**RECORD EXCERPTS:**
● ● ● ●

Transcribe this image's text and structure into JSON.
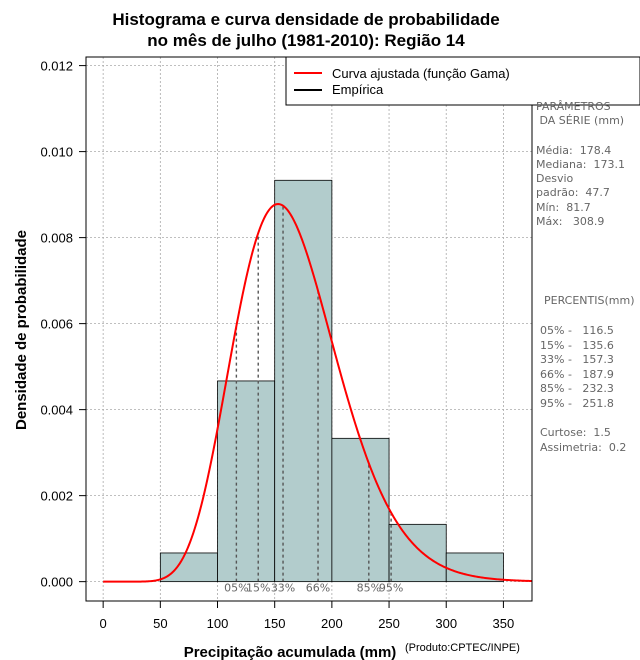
{
  "chart_data": {
    "type": "histogram",
    "title_line1": "Histograma e curva densidade de probabilidade",
    "title_line2": "no mês de julho (1981-2010): Região 14",
    "xlabel": "Precipitação acumulada (mm)",
    "ylabel": "Densidade de probabilidade",
    "credit": "(Produto:CPTEC/INPE)",
    "xlim": [
      -15,
      375
    ],
    "ylim": [
      -0.00045,
      0.0122
    ],
    "xticks": [
      0,
      50,
      100,
      150,
      200,
      250,
      300,
      350
    ],
    "yticks": [
      0.0,
      0.002,
      0.004,
      0.006,
      0.008,
      0.01,
      0.012
    ],
    "ytick_labels": [
      "0.000",
      "0.002",
      "0.004",
      "0.006",
      "0.008",
      "0.010",
      "0.012"
    ],
    "bins": [
      {
        "from": 50,
        "to": 100,
        "density": 0.000667
      },
      {
        "from": 100,
        "to": 150,
        "density": 0.004667
      },
      {
        "from": 150,
        "to": 200,
        "density": 0.009333
      },
      {
        "from": 200,
        "to": 250,
        "density": 0.003333
      },
      {
        "from": 250,
        "to": 300,
        "density": 0.001333
      },
      {
        "from": 300,
        "to": 350,
        "density": 0.000667
      }
    ],
    "curve": {
      "name": "Curva ajustada (função Gama)",
      "distribution": "gamma",
      "shape": 12.5,
      "scale": 13.3,
      "x_range": [
        0,
        375
      ],
      "color": "#ff0000"
    },
    "legend": [
      {
        "label": "Curva ajustada (função Gama)",
        "color": "#ff0000"
      },
      {
        "label": "Empírica",
        "color": "#000000"
      }
    ],
    "percentile_lines": [
      {
        "label": "05%",
        "value": 116.5
      },
      {
        "label": "15%",
        "value": 135.6
      },
      {
        "label": "33%",
        "value": 157.3
      },
      {
        "label": "66%",
        "value": 187.9
      },
      {
        "label": "85%",
        "value": 232.3
      },
      {
        "label": "95%",
        "value": 251.8
      }
    ],
    "bar_color": "#b2cccc",
    "grid": true
  },
  "stats_panel": {
    "params_title_1": "PARÂMETROS",
    "params_title_2": " DA SÉRIE (mm)",
    "media": "Média:  178.4",
    "mediana": "Mediana:  173.1",
    "desvio_1": "Desvio",
    "desvio_2": "padrão:  47.7",
    "min": "Mín:  81.7",
    "max": "Máx:   308.9",
    "percentis_title": "PERCENTIS(mm)",
    "p05": "05% -   116.5",
    "p15": "15% -   135.6",
    "p33": "33% -   157.3",
    "p66": "66% -   187.9",
    "p85": "85% -   232.3",
    "p95": "95% -   251.8",
    "curtose": "Curtose:  1.5",
    "assimetria": "Assimetria:  0.2"
  }
}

● ● ● ●

**THE TASK:** Every line that holds the word "from" should be extracted.

**RESPONSE TO THIS TASK:**
        "from": 50,
        "from": 100,
        "from": 150,
        "from": 200,
        "from": 250,
        "from": 300,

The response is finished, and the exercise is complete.